** Work to complete **
Reproduce every entry below precisely; do not include the pictures.

** Figure content listings **
>>

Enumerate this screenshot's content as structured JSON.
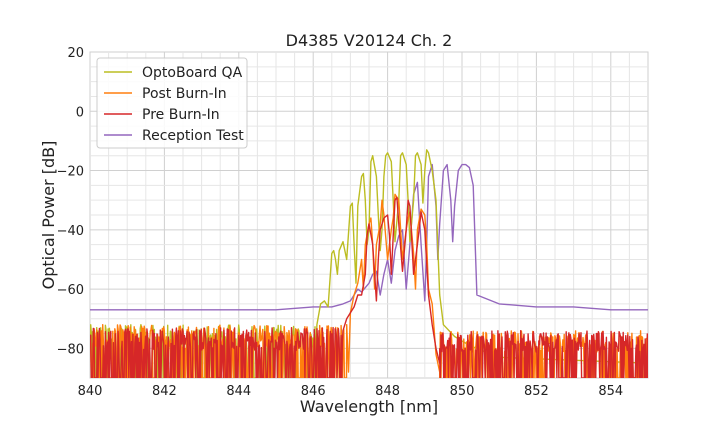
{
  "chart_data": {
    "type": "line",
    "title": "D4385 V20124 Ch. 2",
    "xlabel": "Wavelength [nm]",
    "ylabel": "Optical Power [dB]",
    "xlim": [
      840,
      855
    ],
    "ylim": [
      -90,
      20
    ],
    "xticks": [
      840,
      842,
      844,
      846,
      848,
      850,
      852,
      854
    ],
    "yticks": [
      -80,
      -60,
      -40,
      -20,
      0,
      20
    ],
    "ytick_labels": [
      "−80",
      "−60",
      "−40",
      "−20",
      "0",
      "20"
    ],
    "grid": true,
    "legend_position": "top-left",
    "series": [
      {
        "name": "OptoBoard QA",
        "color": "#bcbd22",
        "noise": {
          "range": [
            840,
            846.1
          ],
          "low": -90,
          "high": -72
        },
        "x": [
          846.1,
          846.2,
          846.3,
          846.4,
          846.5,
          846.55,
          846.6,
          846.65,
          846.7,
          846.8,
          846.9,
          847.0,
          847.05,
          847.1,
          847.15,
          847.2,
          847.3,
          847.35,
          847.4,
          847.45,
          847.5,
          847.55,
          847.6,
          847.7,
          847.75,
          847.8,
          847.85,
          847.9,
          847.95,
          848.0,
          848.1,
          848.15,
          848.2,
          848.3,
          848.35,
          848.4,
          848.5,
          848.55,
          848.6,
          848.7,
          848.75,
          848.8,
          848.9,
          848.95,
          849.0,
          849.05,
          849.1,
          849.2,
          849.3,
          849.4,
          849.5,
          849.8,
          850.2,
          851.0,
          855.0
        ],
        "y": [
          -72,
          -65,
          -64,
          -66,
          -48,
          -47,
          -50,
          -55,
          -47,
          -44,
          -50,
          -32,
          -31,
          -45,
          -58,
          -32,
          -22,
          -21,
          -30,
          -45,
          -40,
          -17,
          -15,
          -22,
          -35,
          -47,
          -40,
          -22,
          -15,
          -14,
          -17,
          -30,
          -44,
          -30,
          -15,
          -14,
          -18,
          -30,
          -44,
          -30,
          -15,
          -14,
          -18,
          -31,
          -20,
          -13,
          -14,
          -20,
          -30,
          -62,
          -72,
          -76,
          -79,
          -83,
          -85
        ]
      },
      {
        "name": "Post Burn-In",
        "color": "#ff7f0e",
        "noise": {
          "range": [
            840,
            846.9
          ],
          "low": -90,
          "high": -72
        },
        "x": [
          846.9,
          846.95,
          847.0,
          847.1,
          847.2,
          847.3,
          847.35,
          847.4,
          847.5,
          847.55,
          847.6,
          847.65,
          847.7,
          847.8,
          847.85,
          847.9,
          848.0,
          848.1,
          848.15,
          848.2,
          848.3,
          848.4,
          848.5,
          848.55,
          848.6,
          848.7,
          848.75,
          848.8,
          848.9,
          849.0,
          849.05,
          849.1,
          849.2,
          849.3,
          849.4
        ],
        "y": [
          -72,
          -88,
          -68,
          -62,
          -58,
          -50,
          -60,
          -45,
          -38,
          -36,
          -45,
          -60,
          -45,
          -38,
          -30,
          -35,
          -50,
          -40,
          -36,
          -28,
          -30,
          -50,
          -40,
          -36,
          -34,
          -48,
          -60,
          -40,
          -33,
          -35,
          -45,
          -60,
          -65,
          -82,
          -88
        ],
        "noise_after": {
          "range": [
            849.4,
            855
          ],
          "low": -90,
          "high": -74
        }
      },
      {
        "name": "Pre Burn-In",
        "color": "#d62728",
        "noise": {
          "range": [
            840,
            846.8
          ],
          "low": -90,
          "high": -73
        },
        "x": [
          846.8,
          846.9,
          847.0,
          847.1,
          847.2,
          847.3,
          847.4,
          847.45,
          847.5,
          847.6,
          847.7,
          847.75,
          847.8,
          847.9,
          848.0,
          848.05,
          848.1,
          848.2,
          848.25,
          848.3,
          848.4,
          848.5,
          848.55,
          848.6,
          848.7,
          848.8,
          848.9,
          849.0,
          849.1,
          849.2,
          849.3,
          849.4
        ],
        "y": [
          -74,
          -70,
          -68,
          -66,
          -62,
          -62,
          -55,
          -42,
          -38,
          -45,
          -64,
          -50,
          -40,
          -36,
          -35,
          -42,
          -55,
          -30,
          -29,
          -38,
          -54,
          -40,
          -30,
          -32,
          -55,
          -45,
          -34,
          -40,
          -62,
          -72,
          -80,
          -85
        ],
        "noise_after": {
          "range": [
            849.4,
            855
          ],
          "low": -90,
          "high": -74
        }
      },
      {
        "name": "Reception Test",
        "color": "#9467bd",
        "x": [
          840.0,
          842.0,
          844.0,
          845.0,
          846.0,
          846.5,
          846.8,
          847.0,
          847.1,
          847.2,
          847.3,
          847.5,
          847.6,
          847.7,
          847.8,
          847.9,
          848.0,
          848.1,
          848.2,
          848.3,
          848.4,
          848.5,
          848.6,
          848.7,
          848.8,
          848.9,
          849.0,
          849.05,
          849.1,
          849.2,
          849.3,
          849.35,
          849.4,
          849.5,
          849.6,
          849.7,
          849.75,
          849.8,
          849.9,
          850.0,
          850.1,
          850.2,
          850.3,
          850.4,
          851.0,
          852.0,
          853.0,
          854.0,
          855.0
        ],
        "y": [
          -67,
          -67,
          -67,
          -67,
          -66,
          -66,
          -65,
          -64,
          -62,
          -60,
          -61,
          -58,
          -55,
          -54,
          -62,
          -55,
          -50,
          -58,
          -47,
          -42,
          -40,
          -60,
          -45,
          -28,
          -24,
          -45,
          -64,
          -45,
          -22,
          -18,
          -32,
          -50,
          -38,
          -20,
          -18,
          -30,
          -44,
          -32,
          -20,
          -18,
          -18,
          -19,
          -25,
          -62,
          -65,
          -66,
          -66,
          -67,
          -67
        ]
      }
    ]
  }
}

<<

** Solution **
Enumerate this screenshot's content as structured JSON.
{
  "chart_data": {
    "type": "line",
    "title": "D4385 V20124 Ch. 2",
    "xlabel": "Wavelength [nm]",
    "ylabel": "Optical Power [dB]",
    "xlim": [
      840,
      855
    ],
    "ylim": [
      -90,
      20
    ],
    "xticks": [
      840,
      842,
      844,
      846,
      848,
      850,
      852,
      854
    ],
    "yticks": [
      -80,
      -60,
      -40,
      -20,
      0,
      20
    ],
    "ytick_labels": [
      "−80",
      "−60",
      "−40",
      "−20",
      "0",
      "20"
    ],
    "grid": true,
    "legend_position": "top-left",
    "series": [
      {
        "name": "OptoBoard QA",
        "color": "#bcbd22",
        "noise": {
          "range": [
            840,
            846.1
          ],
          "low": -90,
          "high": -72
        },
        "x": [
          846.1,
          846.2,
          846.3,
          846.4,
          846.5,
          846.55,
          846.6,
          846.65,
          846.7,
          846.8,
          846.9,
          847.0,
          847.05,
          847.1,
          847.15,
          847.2,
          847.3,
          847.35,
          847.4,
          847.45,
          847.5,
          847.55,
          847.6,
          847.7,
          847.75,
          847.8,
          847.85,
          847.9,
          847.95,
          848.0,
          848.1,
          848.15,
          848.2,
          848.3,
          848.35,
          848.4,
          848.5,
          848.55,
          848.6,
          848.7,
          848.75,
          848.8,
          848.9,
          848.95,
          849.0,
          849.05,
          849.1,
          849.2,
          849.3,
          849.4,
          849.5,
          849.8,
          850.2,
          851.0,
          855.0
        ],
        "y": [
          -72,
          -65,
          -64,
          -66,
          -48,
          -47,
          -50,
          -55,
          -47,
          -44,
          -50,
          -32,
          -31,
          -45,
          -58,
          -32,
          -22,
          -21,
          -30,
          -45,
          -40,
          -17,
          -15,
          -22,
          -35,
          -47,
          -40,
          -22,
          -15,
          -14,
          -17,
          -30,
          -44,
          -30,
          -15,
          -14,
          -18,
          -30,
          -44,
          -30,
          -15,
          -14,
          -18,
          -31,
          -20,
          -13,
          -14,
          -20,
          -30,
          -62,
          -72,
          -76,
          -79,
          -83,
          -85
        ]
      },
      {
        "name": "Post Burn-In",
        "color": "#ff7f0e",
        "noise": {
          "range": [
            840,
            846.9
          ],
          "low": -90,
          "high": -72
        },
        "x": [
          846.9,
          846.95,
          847.0,
          847.1,
          847.2,
          847.3,
          847.35,
          847.4,
          847.5,
          847.55,
          847.6,
          847.65,
          847.7,
          847.8,
          847.85,
          847.9,
          848.0,
          848.1,
          848.15,
          848.2,
          848.3,
          848.4,
          848.5,
          848.55,
          848.6,
          848.7,
          848.75,
          848.8,
          848.9,
          849.0,
          849.05,
          849.1,
          849.2,
          849.3,
          849.4
        ],
        "y": [
          -72,
          -88,
          -68,
          -62,
          -58,
          -50,
          -60,
          -45,
          -38,
          -36,
          -45,
          -60,
          -45,
          -38,
          -30,
          -35,
          -50,
          -40,
          -36,
          -28,
          -30,
          -50,
          -40,
          -36,
          -34,
          -48,
          -60,
          -40,
          -33,
          -35,
          -45,
          -60,
          -65,
          -82,
          -88
        ],
        "noise_after": {
          "range": [
            849.4,
            855
          ],
          "low": -90,
          "high": -74
        }
      },
      {
        "name": "Pre Burn-In",
        "color": "#d62728",
        "noise": {
          "range": [
            840,
            846.8
          ],
          "low": -90,
          "high": -73
        },
        "x": [
          846.8,
          846.9,
          847.0,
          847.1,
          847.2,
          847.3,
          847.4,
          847.45,
          847.5,
          847.6,
          847.7,
          847.75,
          847.8,
          847.9,
          848.0,
          848.05,
          848.1,
          848.2,
          848.25,
          848.3,
          848.4,
          848.5,
          848.55,
          848.6,
          848.7,
          848.8,
          848.9,
          849.0,
          849.1,
          849.2,
          849.3,
          849.4
        ],
        "y": [
          -74,
          -70,
          -68,
          -66,
          -62,
          -62,
          -55,
          -42,
          -38,
          -45,
          -64,
          -50,
          -40,
          -36,
          -35,
          -42,
          -55,
          -30,
          -29,
          -38,
          -54,
          -40,
          -30,
          -32,
          -55,
          -45,
          -34,
          -40,
          -62,
          -72,
          -80,
          -85
        ],
        "noise_after": {
          "range": [
            849.4,
            855
          ],
          "low": -90,
          "high": -74
        }
      },
      {
        "name": "Reception Test",
        "color": "#9467bd",
        "x": [
          840.0,
          842.0,
          844.0,
          845.0,
          846.0,
          846.5,
          846.8,
          847.0,
          847.1,
          847.2,
          847.3,
          847.5,
          847.6,
          847.7,
          847.8,
          847.9,
          848.0,
          848.1,
          848.2,
          848.3,
          848.4,
          848.5,
          848.6,
          848.7,
          848.8,
          848.9,
          849.0,
          849.05,
          849.1,
          849.2,
          849.3,
          849.35,
          849.4,
          849.5,
          849.6,
          849.7,
          849.75,
          849.8,
          849.9,
          850.0,
          850.1,
          850.2,
          850.3,
          850.4,
          851.0,
          852.0,
          853.0,
          854.0,
          855.0
        ],
        "y": [
          -67,
          -67,
          -67,
          -67,
          -66,
          -66,
          -65,
          -64,
          -62,
          -60,
          -61,
          -58,
          -55,
          -54,
          -62,
          -55,
          -50,
          -58,
          -47,
          -42,
          -40,
          -60,
          -45,
          -28,
          -24,
          -45,
          -64,
          -45,
          -22,
          -18,
          -32,
          -50,
          -38,
          -20,
          -18,
          -30,
          -44,
          -32,
          -20,
          -18,
          -18,
          -19,
          -25,
          -62,
          -65,
          -66,
          -66,
          -67,
          -67
        ]
      }
    ]
  }
}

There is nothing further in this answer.